Short problem 1> Update the entries that run from the line containing "faq-question-text: APAKAH INI" through the line containing "faq-question-box[interactable]: APAKAH INI": reproduce only those lines with "faq-answer-text" changed to "faq-response-text" and everything else unchanged.

Source passage>
>> Start
#ubuntu-in 2016-11-21
<hannibalstal> hello everyone
<Kilos> hi hannibalstal
<hannibalstal> this is channel for indian ubuntu users :D
<hannibalstal> hello kilos
<hannibalstal> wassup?
<Kilos> not much and there
<hannibalstal> same working on how to get registerd on irc :D
<hannibalstal> new here on irc
<hannibalstal> you from india?
<Kilos> aha
<Kilos> no im from south africa
<hannibalstal> yup
<hannibalstal> ok
<Kilos> type in
<hannibalstal> in
<hannibalstal> means i dont get it ?
<hannibalstal> what you mean?
<Kilos>    /msg nickserv register nick email address
<Kilos> im slow sorry
<Kilos> wbb
<hannibalstal> its ok bro np
<hannibalstal> ok so if i want to join channel like on ubuntu free node afterregistering is it possible?
<hannibalstal> i mean by regestering on freenode can i join any channel on irc
<Kilos> yes
<Kilos> you can join many channels
<Kilos> registering mainly keeps your nickname safe from being stolen
<Kilos> to join other channels automatically you set it up in your irc client
<Kilos> or you can just type in here /join #channel name
<Kilos> you can type in /nickserv help for some ideas on commands
#ubuntu-in 2018-11-22
<rajrajraj> can someone help me with ubuntu grub
#ubuntu-in 2018-11-25
<roij> How do I create a conf file for apt-sortpkgs such that it lists fieds in user defined order?
<roij> How do I create a conf file for apt-sortpkgs such that it lists fieds in user defined order?
#ubuntu-in 2019-11-22
<codi> hi
<codi> my drive not able to open
<codi> what to do?
<codi> please help someone linux guru here
<codi> pd09041999[m], pavlushka lubotu2 Hobbes`
<pavlushka> codi: yeah, lubotu2 can help you
<pavlushka> codi: join #ubuntu and ask the same question
<codi> whats this channel for?
>> End
Layout coordinate data:
>> Start
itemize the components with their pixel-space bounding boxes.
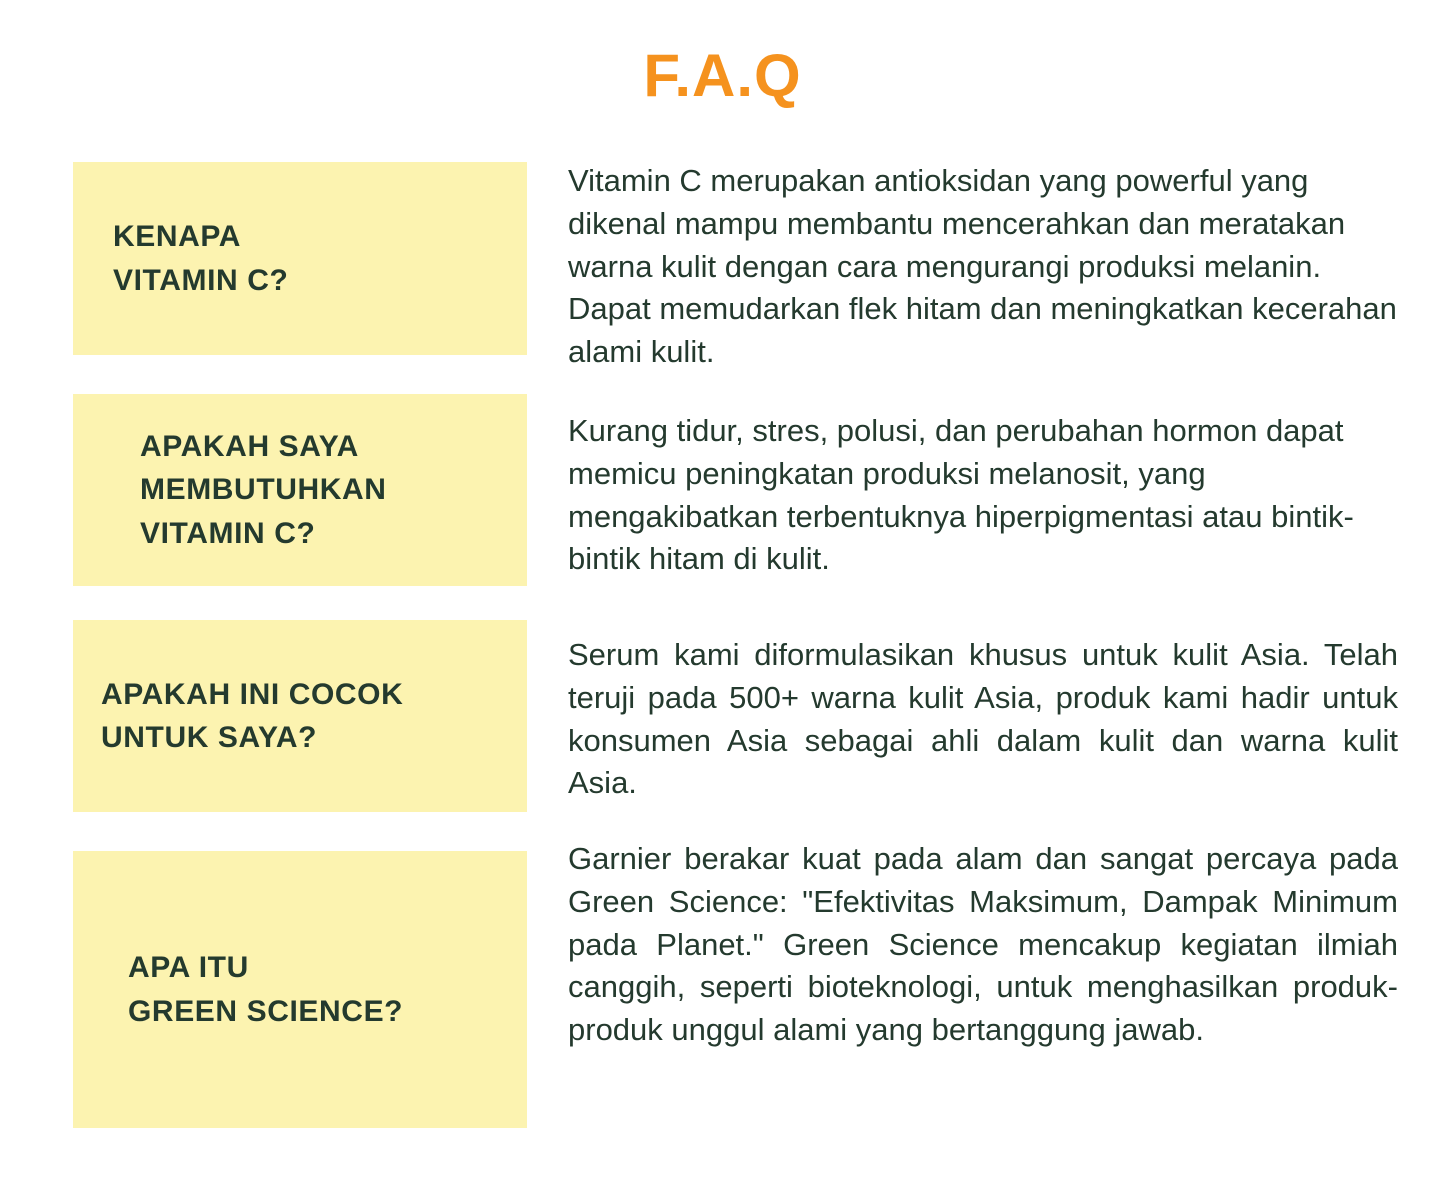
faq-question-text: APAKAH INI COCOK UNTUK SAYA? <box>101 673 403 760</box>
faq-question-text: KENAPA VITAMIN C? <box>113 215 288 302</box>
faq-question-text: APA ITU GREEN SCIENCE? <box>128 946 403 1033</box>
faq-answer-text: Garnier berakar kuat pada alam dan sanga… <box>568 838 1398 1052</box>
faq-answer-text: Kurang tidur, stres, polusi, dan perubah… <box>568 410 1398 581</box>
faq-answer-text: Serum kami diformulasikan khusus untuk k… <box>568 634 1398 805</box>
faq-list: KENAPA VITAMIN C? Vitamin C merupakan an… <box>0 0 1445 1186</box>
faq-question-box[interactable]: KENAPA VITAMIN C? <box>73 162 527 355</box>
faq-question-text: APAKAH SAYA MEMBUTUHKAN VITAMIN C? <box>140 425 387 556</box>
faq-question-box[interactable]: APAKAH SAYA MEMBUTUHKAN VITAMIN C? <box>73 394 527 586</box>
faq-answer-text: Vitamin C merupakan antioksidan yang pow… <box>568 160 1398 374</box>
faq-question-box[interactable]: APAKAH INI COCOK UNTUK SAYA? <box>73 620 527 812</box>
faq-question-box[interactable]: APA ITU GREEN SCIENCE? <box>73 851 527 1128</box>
>> End
Short problem 2> Translate this sentence from the IRC chat log into Spanish: "registering mainly keeps your nickname safe from being stolen"

Correct output 1>
faq-question-text: APAKAH INI COCOK UNTUK SAYA? <box>101 673 403 760</box>
faq-question-text: KENAPA VITAMIN C? <box>113 215 288 302</box>
faq-question-text: APA ITU GREEN SCIENCE? <box>128 946 403 1033</box>
faq-response-text: Garnier berakar kuat pada alam dan sanga… <box>568 838 1398 1052</box>
faq-response-text: Kurang tidur, stres, polusi, dan perubah… <box>568 410 1398 581</box>
faq-response-text: Serum kami diformulasikan khusus untuk k… <box>568 634 1398 805</box>
faq-list: KENAPA VITAMIN C? Vitamin C merupakan an… <box>0 0 1445 1186</box>
faq-question-box[interactable]: KENAPA VITAMIN C? <box>73 162 527 355</box>
faq-question-text: APAKAH SAYA MEMBUTUHKAN VITAMIN C? <box>140 425 387 556</box>
faq-question-box[interactable]: APAKAH SAYA MEMBUTUHKAN VITAMIN C? <box>73 394 527 586</box>
faq-response-text: Vitamin C merupakan antioksidan yang pow… <box>568 160 1398 374</box>
faq-question-box[interactable]: APAKAH INI COCOK UNTUK SAYA? <box>73 620 527 812</box>

Correct output 2> Registrarse sirve principalmente para evitar que te roben el apodo.